#### Exercise description
Give the number of lines below that contain the word "policy", and nothing else.

######

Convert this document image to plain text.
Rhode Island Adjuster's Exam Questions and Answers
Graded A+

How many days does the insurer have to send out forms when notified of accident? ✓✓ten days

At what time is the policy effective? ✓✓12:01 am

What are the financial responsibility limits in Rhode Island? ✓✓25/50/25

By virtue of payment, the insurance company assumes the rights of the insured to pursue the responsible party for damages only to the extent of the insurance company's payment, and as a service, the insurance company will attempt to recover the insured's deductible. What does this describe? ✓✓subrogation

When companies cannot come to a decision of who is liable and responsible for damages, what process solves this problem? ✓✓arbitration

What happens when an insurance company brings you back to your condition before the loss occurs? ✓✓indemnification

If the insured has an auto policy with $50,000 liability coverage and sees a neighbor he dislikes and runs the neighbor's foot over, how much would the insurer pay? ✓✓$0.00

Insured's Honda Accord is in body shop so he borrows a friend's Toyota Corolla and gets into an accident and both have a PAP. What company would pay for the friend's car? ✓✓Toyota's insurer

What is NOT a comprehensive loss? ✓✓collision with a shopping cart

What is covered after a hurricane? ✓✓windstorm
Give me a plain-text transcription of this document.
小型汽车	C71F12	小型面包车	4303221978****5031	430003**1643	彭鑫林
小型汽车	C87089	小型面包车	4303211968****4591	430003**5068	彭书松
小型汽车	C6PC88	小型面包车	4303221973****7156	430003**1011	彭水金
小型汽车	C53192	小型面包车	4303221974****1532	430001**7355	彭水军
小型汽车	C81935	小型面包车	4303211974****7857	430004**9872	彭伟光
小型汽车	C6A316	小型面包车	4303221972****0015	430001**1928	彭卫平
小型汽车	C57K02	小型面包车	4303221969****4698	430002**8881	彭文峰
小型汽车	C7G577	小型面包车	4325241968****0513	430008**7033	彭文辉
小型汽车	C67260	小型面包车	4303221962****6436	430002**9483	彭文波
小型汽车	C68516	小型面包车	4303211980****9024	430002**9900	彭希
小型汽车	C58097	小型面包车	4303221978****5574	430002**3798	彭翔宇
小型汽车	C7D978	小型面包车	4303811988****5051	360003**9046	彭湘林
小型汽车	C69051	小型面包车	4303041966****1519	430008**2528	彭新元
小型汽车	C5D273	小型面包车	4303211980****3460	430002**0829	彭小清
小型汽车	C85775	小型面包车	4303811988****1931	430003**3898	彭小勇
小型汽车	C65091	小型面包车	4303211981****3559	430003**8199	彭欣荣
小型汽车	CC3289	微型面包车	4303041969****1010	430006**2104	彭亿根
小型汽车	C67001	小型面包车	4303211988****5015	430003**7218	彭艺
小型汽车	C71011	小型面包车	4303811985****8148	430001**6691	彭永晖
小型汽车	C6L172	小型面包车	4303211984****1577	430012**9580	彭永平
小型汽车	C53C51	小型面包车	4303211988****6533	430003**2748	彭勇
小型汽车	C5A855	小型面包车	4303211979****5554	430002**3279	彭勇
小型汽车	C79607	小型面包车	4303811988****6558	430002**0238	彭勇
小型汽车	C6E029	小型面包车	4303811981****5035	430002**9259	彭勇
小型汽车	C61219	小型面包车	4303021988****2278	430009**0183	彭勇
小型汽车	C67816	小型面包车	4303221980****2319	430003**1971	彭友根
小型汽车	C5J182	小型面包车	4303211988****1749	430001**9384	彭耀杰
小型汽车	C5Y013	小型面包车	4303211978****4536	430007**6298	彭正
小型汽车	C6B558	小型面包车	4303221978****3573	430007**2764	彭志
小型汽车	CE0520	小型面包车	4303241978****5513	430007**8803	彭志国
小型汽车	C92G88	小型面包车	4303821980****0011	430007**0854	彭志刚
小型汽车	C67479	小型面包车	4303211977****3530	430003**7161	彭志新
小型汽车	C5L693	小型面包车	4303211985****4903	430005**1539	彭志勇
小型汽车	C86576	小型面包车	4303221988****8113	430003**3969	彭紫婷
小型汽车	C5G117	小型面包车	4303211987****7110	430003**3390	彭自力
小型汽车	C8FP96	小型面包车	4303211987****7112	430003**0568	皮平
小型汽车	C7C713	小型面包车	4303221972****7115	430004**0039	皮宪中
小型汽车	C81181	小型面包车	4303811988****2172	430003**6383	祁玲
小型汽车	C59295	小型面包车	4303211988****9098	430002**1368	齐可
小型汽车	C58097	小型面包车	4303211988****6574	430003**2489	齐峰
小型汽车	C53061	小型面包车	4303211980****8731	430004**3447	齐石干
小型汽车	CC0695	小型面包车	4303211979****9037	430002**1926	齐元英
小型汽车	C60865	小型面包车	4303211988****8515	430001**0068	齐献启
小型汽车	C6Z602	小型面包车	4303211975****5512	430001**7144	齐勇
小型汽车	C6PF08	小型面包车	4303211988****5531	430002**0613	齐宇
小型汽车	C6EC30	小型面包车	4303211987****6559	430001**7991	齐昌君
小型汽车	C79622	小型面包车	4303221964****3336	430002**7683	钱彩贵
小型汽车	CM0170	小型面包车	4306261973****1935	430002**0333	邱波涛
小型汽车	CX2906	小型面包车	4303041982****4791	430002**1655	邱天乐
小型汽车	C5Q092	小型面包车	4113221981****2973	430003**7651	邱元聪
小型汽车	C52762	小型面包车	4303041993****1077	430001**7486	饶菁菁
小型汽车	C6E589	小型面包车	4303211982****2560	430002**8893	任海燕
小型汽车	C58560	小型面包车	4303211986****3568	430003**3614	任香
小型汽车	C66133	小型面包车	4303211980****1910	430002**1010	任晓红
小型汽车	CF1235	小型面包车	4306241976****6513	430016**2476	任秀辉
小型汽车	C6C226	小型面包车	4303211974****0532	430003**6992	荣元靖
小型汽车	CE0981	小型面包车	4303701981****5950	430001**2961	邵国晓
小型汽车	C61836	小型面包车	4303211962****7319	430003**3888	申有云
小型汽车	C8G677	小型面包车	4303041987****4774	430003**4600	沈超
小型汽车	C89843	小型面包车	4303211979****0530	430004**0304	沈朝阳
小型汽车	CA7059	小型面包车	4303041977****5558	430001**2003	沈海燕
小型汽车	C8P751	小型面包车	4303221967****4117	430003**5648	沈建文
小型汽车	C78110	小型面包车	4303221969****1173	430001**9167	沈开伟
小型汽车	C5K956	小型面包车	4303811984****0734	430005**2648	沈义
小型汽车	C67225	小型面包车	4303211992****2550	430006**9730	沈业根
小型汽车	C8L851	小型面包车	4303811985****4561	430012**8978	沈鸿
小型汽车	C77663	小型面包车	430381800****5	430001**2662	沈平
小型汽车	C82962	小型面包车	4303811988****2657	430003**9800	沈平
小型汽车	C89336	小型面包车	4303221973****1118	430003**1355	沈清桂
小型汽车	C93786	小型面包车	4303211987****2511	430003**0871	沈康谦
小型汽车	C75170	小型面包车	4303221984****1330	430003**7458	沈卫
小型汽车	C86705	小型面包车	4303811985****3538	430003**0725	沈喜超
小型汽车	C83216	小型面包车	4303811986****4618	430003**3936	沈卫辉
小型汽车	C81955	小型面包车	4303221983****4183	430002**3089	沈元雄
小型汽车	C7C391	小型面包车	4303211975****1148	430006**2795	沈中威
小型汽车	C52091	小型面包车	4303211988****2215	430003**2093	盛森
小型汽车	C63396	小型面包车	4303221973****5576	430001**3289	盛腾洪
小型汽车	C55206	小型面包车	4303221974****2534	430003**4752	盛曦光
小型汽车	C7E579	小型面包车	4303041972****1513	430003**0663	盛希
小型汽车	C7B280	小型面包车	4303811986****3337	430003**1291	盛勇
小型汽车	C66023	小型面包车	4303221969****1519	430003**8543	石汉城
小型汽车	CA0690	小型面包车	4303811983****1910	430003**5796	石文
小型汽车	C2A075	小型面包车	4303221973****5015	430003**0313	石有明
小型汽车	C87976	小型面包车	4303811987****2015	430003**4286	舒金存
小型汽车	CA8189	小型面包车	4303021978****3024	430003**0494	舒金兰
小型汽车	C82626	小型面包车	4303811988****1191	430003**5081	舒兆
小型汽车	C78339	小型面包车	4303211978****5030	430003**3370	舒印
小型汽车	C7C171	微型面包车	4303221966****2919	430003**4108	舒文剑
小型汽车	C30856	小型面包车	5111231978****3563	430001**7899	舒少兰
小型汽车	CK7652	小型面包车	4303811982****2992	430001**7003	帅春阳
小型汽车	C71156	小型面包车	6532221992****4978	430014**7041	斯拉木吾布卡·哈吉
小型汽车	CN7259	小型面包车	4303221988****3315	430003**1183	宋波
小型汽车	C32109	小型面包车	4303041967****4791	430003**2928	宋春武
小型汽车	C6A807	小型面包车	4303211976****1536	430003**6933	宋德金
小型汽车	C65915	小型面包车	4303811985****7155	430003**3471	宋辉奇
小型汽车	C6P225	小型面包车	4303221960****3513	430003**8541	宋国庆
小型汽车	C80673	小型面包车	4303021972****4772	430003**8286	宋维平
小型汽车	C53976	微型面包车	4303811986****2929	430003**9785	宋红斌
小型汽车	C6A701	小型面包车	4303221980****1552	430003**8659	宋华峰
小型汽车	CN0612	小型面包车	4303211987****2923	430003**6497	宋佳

######

#### Response to this exercise
2